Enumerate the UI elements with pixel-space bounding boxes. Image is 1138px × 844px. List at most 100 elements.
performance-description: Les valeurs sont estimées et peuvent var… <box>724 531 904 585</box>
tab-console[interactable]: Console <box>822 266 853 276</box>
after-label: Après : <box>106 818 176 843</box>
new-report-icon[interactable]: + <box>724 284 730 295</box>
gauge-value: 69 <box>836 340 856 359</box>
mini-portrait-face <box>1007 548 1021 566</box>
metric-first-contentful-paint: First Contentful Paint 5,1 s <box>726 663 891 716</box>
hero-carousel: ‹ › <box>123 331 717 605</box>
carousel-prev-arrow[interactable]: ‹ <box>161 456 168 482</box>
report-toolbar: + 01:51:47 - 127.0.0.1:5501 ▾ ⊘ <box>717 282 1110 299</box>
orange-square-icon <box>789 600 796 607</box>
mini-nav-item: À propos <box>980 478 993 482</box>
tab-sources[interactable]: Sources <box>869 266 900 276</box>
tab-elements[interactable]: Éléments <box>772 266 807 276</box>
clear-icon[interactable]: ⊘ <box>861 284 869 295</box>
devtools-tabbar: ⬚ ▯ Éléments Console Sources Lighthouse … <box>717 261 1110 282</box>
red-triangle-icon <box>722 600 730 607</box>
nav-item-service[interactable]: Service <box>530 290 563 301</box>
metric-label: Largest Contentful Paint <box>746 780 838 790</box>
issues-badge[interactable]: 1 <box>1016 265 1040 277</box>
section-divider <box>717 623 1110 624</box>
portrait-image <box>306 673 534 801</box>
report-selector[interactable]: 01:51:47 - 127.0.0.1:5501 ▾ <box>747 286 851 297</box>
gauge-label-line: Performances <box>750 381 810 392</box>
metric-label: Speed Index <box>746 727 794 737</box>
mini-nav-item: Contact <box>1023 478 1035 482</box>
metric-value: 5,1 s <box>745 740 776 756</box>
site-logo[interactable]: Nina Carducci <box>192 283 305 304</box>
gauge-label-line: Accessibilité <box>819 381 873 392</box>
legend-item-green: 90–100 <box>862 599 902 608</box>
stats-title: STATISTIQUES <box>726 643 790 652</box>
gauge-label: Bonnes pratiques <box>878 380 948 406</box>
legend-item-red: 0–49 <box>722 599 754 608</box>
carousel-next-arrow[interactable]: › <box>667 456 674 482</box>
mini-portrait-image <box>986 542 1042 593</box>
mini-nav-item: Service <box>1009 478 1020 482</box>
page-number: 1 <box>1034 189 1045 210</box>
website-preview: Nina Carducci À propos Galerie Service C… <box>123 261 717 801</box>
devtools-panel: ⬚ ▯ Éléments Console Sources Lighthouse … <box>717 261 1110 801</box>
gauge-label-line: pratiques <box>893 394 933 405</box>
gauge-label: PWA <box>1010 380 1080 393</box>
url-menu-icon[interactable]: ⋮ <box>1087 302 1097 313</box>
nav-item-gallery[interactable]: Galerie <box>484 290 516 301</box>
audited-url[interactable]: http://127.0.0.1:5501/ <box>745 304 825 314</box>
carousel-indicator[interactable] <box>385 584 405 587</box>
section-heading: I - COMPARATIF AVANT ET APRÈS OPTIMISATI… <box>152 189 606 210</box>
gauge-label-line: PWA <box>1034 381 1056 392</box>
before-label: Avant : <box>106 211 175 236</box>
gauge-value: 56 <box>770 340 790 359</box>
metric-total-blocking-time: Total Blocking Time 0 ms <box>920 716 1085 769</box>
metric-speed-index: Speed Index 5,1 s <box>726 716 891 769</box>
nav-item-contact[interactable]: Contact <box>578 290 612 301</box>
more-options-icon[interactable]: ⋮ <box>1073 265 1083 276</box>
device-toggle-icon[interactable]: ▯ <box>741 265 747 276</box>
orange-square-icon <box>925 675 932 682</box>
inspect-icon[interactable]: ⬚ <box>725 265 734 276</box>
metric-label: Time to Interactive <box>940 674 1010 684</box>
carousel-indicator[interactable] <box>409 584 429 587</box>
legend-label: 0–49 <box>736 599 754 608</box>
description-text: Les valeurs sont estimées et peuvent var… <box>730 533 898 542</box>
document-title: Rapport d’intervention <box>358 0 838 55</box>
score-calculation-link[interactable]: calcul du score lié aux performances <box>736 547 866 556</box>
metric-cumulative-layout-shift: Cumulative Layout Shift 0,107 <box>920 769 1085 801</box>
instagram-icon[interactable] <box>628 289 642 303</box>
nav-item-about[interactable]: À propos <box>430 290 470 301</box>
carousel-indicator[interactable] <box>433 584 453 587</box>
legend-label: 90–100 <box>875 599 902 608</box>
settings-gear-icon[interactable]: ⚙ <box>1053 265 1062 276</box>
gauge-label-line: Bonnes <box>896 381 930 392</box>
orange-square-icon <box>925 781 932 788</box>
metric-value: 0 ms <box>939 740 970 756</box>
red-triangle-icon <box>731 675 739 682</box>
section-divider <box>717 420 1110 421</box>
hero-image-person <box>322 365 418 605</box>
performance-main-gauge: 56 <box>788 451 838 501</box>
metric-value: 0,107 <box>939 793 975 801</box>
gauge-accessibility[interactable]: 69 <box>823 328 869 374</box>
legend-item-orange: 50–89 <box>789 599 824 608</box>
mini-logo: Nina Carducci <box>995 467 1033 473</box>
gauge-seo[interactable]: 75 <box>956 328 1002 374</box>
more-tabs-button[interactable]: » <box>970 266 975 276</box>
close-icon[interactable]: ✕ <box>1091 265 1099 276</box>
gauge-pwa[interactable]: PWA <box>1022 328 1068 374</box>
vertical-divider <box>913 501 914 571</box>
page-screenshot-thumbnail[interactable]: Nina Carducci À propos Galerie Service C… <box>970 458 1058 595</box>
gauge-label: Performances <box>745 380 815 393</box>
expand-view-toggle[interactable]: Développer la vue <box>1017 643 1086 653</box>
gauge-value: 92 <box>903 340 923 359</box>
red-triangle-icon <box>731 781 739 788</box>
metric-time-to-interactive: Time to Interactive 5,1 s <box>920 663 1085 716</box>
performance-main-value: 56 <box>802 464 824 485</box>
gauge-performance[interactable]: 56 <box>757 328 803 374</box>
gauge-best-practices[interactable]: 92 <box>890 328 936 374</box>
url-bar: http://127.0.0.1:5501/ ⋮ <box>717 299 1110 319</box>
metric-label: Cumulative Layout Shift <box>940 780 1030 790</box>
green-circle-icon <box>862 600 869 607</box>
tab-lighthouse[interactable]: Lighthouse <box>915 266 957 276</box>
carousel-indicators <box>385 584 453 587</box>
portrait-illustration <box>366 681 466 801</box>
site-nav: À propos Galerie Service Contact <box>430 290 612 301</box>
^^^^^^^^^^^^^^^^
Directive :: Please write out all the entries above again, replacing "STATISTIQUES" with "STATISTICS" everywhere and changing nothing else.

Task solution ::
Enumerate the UI elements with pixel-space bounding boxes. Image is 1138px × 844px. List at most 100 elements.
performance-description: Les valeurs sont estimées et peuvent var… <box>724 531 904 585</box>
tab-console[interactable]: Console <box>822 266 853 276</box>
after-label: Après : <box>106 818 176 843</box>
new-report-icon[interactable]: + <box>724 284 730 295</box>
gauge-value: 69 <box>836 340 856 359</box>
mini-portrait-face <box>1007 548 1021 566</box>
metric-first-contentful-paint: First Contentful Paint 5,1 s <box>726 663 891 716</box>
hero-carousel: ‹ › <box>123 331 717 605</box>
carousel-prev-arrow[interactable]: ‹ <box>161 456 168 482</box>
report-toolbar: + 01:51:47 - 127.0.0.1:5501 ▾ ⊘ <box>717 282 1110 299</box>
orange-square-icon <box>789 600 796 607</box>
mini-nav-item: À propos <box>980 478 993 482</box>
tab-sources[interactable]: Sources <box>869 266 900 276</box>
tab-elements[interactable]: Éléments <box>772 266 807 276</box>
clear-icon[interactable]: ⊘ <box>861 284 869 295</box>
devtools-tabbar: ⬚ ▯ Éléments Console Sources Lighthouse … <box>717 261 1110 282</box>
red-triangle-icon <box>722 600 730 607</box>
nav-item-service[interactable]: Service <box>530 290 563 301</box>
metric-label: Largest Contentful Paint <box>746 780 838 790</box>
issues-badge[interactable]: 1 <box>1016 265 1040 277</box>
section-divider <box>717 623 1110 624</box>
portrait-image <box>306 673 534 801</box>
report-selector[interactable]: 01:51:47 - 127.0.0.1:5501 ▾ <box>747 286 851 297</box>
gauge-label-line: Performances <box>750 381 810 392</box>
metric-label: Speed Index <box>746 727 794 737</box>
mini-nav-item: Contact <box>1023 478 1035 482</box>
metric-value: 5,1 s <box>745 740 776 756</box>
site-logo[interactable]: Nina Carducci <box>192 283 305 304</box>
gauge-label-line: Accessibilité <box>819 381 873 392</box>
legend-item-green: 90–100 <box>862 599 902 608</box>
stats-title: STATISTICS <box>726 643 790 652</box>
gauge-label: Bonnes pratiques <box>878 380 948 406</box>
legend-item-red: 0–49 <box>722 599 754 608</box>
carousel-next-arrow[interactable]: › <box>667 456 674 482</box>
mini-portrait-image <box>986 542 1042 593</box>
mini-nav-item: Service <box>1009 478 1020 482</box>
page-number: 1 <box>1034 189 1045 210</box>
website-preview: Nina Carducci À propos Galerie Service C… <box>123 261 717 801</box>
devtools-panel: ⬚ ▯ Éléments Console Sources Lighthouse … <box>717 261 1110 801</box>
gauge-label-line: pratiques <box>893 394 933 405</box>
gauge-label: PWA <box>1010 380 1080 393</box>
url-menu-icon[interactable]: ⋮ <box>1087 302 1097 313</box>
nav-item-gallery[interactable]: Galerie <box>484 290 516 301</box>
audited-url[interactable]: http://127.0.0.1:5501/ <box>745 304 825 314</box>
carousel-indicator[interactable] <box>385 584 405 587</box>
section-heading: I - COMPARATIF AVANT ET APRÈS OPTIMISATI… <box>152 189 606 210</box>
gauge-label-line: PWA <box>1034 381 1056 392</box>
before-label: Avant : <box>106 211 175 236</box>
gauge-value: 56 <box>770 340 790 359</box>
metric-total-blocking-time: Total Blocking Time 0 ms <box>920 716 1085 769</box>
metric-speed-index: Speed Index 5,1 s <box>726 716 891 769</box>
nav-item-contact[interactable]: Contact <box>578 290 612 301</box>
more-options-icon[interactable]: ⋮ <box>1073 265 1083 276</box>
device-toggle-icon[interactable]: ▯ <box>741 265 747 276</box>
orange-square-icon <box>925 675 932 682</box>
inspect-icon[interactable]: ⬚ <box>725 265 734 276</box>
metric-label: Time to Interactive <box>940 674 1010 684</box>
carousel-indicator[interactable] <box>409 584 429 587</box>
legend-label: 0–49 <box>736 599 754 608</box>
description-text: Les valeurs sont estimées et peuvent var… <box>730 533 898 542</box>
document-title: Rapport d’intervention <box>358 0 838 55</box>
score-calculation-link[interactable]: calcul du score lié aux performances <box>736 547 866 556</box>
metric-cumulative-layout-shift: Cumulative Layout Shift 0,107 <box>920 769 1085 801</box>
instagram-icon[interactable] <box>628 289 642 303</box>
nav-item-about[interactable]: À propos <box>430 290 470 301</box>
carousel-indicator[interactable] <box>433 584 453 587</box>
legend-label: 90–100 <box>875 599 902 608</box>
settings-gear-icon[interactable]: ⚙ <box>1053 265 1062 276</box>
gauge-label-line: Bonnes <box>896 381 930 392</box>
orange-square-icon <box>925 781 932 788</box>
metric-value: 0 ms <box>939 740 970 756</box>
red-triangle-icon <box>731 675 739 682</box>
section-divider <box>717 420 1110 421</box>
hero-image-person <box>322 365 418 605</box>
performance-main-gauge: 56 <box>788 451 838 501</box>
metric-value: 0,107 <box>939 793 975 801</box>
gauge-accessibility[interactable]: 69 <box>823 328 869 374</box>
legend-item-orange: 50–89 <box>789 599 824 608</box>
mini-logo: Nina Carducci <box>995 467 1033 473</box>
gauge-seo[interactable]: 75 <box>956 328 1002 374</box>
more-tabs-button[interactable]: » <box>970 266 975 276</box>
close-icon[interactable]: ✕ <box>1091 265 1099 276</box>
gauge-pwa[interactable]: PWA <box>1022 328 1068 374</box>
vertical-divider <box>913 501 914 571</box>
page-screenshot-thumbnail[interactable]: Nina Carducci À propos Galerie Service C… <box>970 458 1058 595</box>
gauge-label: Performances <box>745 380 815 393</box>
expand-view-toggle[interactable]: Développer la vue <box>1017 643 1086 653</box>
gauge-value: 92 <box>903 340 923 359</box>
red-triangle-icon <box>731 781 739 788</box>
metric-time-to-interactive: Time to Interactive 5,1 s <box>920 663 1085 716</box>
performance-main-value: 56 <box>802 464 824 485</box>
gauge-performance[interactable]: 56 <box>757 328 803 374</box>
gauge-best-practices[interactable]: 92 <box>890 328 936 374</box>
url-bar: http://127.0.0.1:5501/ ⋮ <box>717 299 1110 319</box>
metric-label: Cumulative Layout Shift <box>940 780 1030 790</box>
green-circle-icon <box>862 600 869 607</box>
tab-lighthouse[interactable]: Lighthouse <box>915 266 957 276</box>
carousel-indicators <box>385 584 453 587</box>
portrait-illustration <box>366 681 466 801</box>
site-nav: À propos Galerie Service Contact <box>430 290 612 301</box>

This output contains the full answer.